## Task objective
Reproduce the listing below word for word, with no pictures.

[Source records start]

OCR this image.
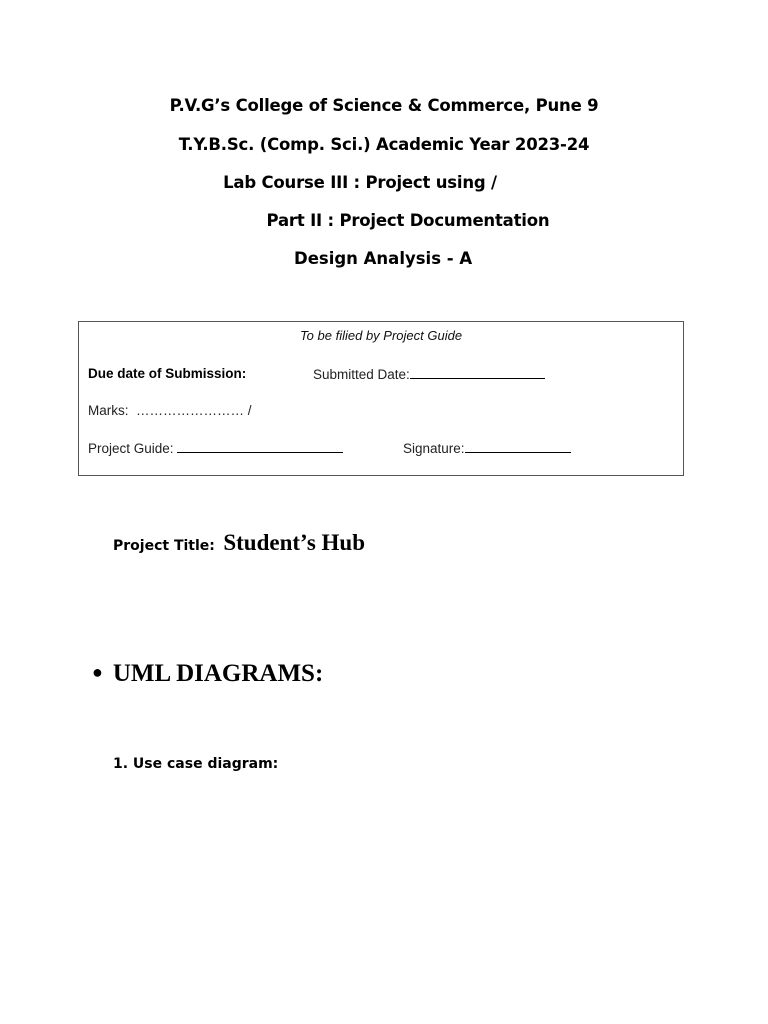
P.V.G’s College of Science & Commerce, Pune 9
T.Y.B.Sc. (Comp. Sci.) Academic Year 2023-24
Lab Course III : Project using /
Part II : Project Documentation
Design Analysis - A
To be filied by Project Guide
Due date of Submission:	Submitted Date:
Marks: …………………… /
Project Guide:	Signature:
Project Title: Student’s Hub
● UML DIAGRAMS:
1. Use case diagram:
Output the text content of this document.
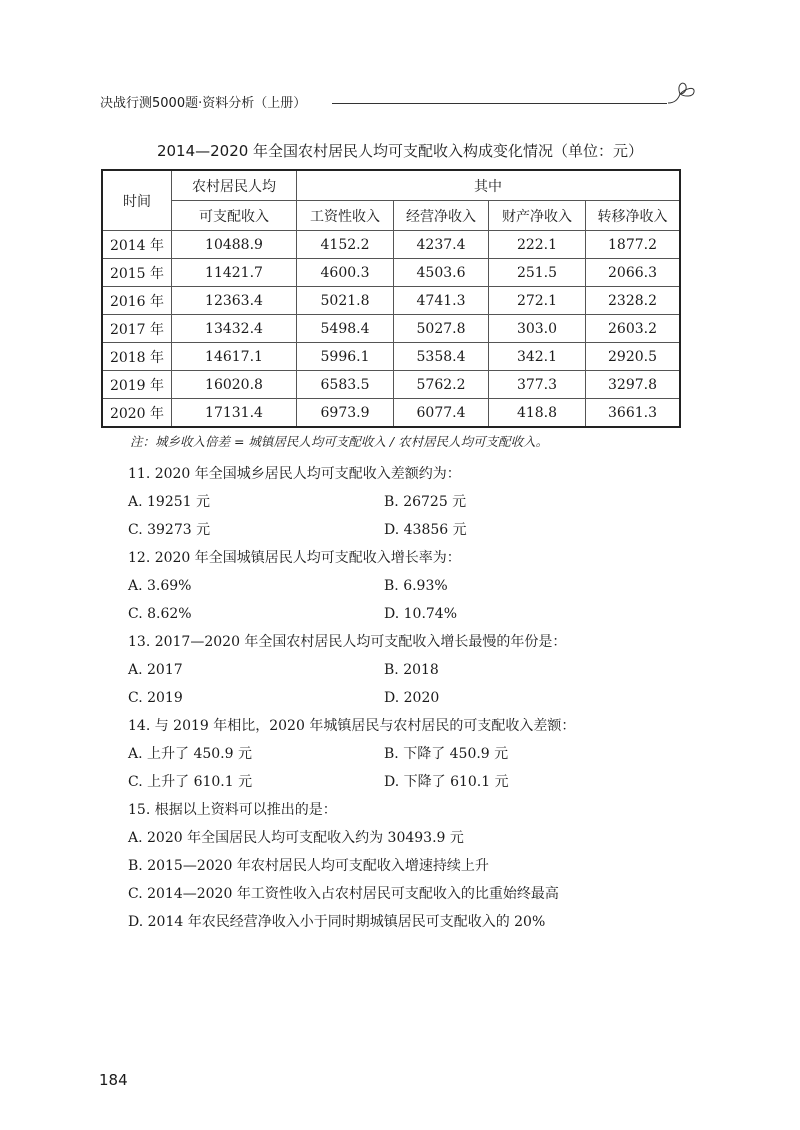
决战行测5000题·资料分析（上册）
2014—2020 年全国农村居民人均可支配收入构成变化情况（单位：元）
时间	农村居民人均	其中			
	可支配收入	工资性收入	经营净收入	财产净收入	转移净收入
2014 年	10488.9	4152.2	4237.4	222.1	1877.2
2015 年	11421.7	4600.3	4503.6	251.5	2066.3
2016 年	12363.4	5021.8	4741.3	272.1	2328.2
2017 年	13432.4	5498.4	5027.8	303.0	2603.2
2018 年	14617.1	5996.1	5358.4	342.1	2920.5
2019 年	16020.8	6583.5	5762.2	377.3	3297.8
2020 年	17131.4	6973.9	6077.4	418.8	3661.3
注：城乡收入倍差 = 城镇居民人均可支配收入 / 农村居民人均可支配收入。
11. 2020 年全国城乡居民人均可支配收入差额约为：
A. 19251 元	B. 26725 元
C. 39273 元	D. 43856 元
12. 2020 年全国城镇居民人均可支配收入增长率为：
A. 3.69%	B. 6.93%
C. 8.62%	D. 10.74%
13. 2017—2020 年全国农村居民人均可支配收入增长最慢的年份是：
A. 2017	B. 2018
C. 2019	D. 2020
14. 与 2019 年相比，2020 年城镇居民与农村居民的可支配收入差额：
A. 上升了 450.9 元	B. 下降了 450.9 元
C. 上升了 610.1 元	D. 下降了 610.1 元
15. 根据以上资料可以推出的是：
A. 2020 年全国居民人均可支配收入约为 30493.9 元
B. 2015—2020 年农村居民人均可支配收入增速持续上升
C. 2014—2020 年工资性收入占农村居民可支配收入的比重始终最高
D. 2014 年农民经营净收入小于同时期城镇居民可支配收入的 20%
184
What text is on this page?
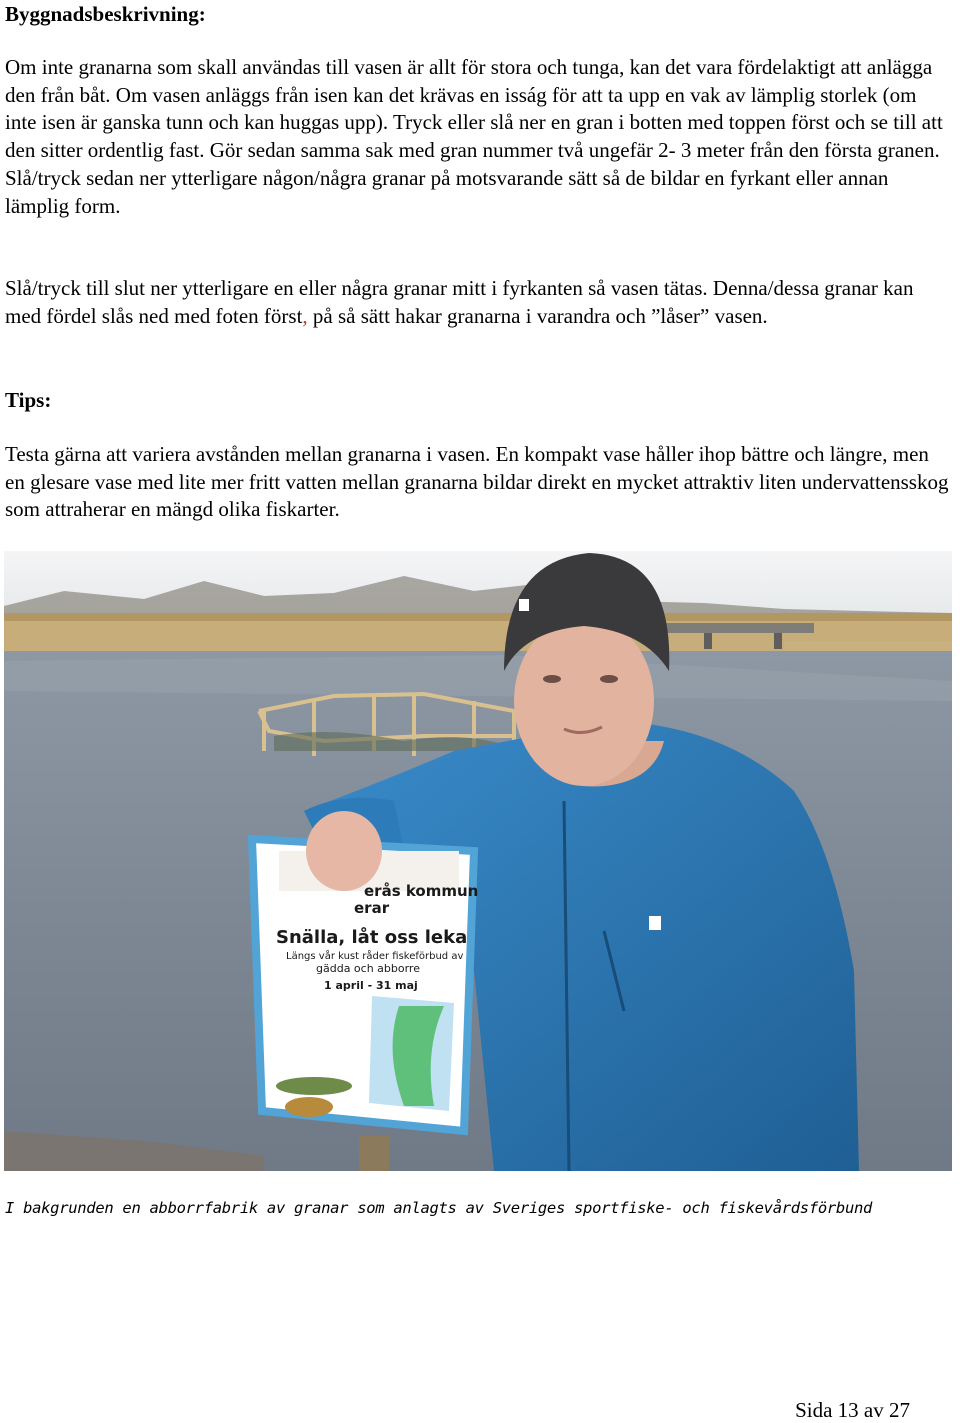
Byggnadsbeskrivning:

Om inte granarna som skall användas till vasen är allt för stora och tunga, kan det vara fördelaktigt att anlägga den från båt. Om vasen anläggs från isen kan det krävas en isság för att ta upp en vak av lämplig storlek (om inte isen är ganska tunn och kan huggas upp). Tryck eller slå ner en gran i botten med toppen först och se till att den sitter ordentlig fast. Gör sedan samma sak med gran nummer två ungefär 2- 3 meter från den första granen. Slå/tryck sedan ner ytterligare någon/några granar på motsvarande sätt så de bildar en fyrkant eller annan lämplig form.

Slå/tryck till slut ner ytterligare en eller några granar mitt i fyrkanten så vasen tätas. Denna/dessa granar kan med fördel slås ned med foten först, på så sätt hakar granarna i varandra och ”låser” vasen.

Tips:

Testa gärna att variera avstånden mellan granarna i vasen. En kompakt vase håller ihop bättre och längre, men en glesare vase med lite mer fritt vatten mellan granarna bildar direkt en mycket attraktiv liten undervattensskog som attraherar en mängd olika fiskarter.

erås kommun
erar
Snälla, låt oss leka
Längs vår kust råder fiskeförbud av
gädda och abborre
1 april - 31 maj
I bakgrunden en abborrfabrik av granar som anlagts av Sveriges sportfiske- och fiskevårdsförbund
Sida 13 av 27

[Source records end]

## Result for this exercise
OCR this image.
P.V.G’s College of Science & Commerce, Pune 9
T.Y.B.Sc. (Comp. Sci.) Academic Year 2023-24
Lab Course III : Project using /
Part II : Project Documentation
Design Analysis - A
To be filied by Project Guide
Due date of Submission:	Submitted Date:
Marks: …………………… /
Project Guide:	Signature:
Project Title: Student’s Hub
● UML DIAGRAMS:
1. Use case diagram:
Output the text content of this document.
决战行测5000题·资料分析（上册）
2014—2020 年全国农村居民人均可支配收入构成变化情况（单位：元）
时间	农村居民人均	其中			
	可支配收入	工资性收入	经营净收入	财产净收入	转移净收入
2014 年	10488.9	4152.2	4237.4	222.1	1877.2
2015 年	11421.7	4600.3	4503.6	251.5	2066.3
2016 年	12363.4	5021.8	4741.3	272.1	2328.2
2017 年	13432.4	5498.4	5027.8	303.0	2603.2
2018 年	14617.1	5996.1	5358.4	342.1	2920.5
2019 年	16020.8	6583.5	5762.2	377.3	3297.8
2020 年	17131.4	6973.9	6077.4	418.8	3661.3
注：城乡收入倍差 = 城镇居民人均可支配收入 / 农村居民人均可支配收入。
11. 2020 年全国城乡居民人均可支配收入差额约为：
A. 19251 元	B. 26725 元
C. 39273 元	D. 43856 元
12. 2020 年全国城镇居民人均可支配收入增长率为：
A. 3.69%	B. 6.93%
C. 8.62%	D. 10.74%
13. 2017—2020 年全国农村居民人均可支配收入增长最慢的年份是：
A. 2017	B. 2018
C. 2019	D. 2020
14. 与 2019 年相比，2020 年城镇居民与农村居民的可支配收入差额：
A. 上升了 450.9 元	B. 下降了 450.9 元
C. 上升了 610.1 元	D. 下降了 610.1 元
15. 根据以上资料可以推出的是：
A. 2020 年全国居民人均可支配收入约为 30493.9 元
B. 2015—2020 年农村居民人均可支配收入增速持续上升
C. 2014—2020 年工资性收入占农村居民可支配收入的比重始终最高
D. 2014 年农民经营净收入小于同时期城镇居民可支配收入的 20%
184
What text is on this page?
Byggnadsbeskrivning:

Om inte granarna som skall användas till vasen är allt för stora och tunga, kan det vara fördelaktigt att anlägga den från båt. Om vasen anläggs från isen kan det krävas en isság för att ta upp en vak av lämplig storlek (om inte isen är ganska tunn och kan huggas upp). Tryck eller slå ner en gran i botten med toppen först och se till att den sitter ordentlig fast. Gör sedan samma sak med gran nummer två ungefär 2- 3 meter från den första granen. Slå/tryck sedan ner ytterligare någon/några granar på motsvarande sätt så de bildar en fyrkant eller annan lämplig form.

Slå/tryck till slut ner ytterligare en eller några granar mitt i fyrkanten så vasen tätas. Denna/dessa granar kan med fördel slås ned med foten först, på så sätt hakar granarna i varandra och ”låser” vasen.

Tips:

Testa gärna att variera avstånden mellan granarna i vasen. En kompakt vase håller ihop bättre och längre, men en glesare vase med lite mer fritt vatten mellan granarna bildar direkt en mycket attraktiv liten undervattensskog som attraherar en mängd olika fiskarter.

erås kommun
erar
Snälla, låt oss leka
Längs vår kust råder fiskeförbud av
gädda och abborre
1 april - 31 maj
I bakgrunden en abborrfabrik av granar som anlagts av Sveriges sportfiske- och fiskevårdsförbund
Sida 13 av 27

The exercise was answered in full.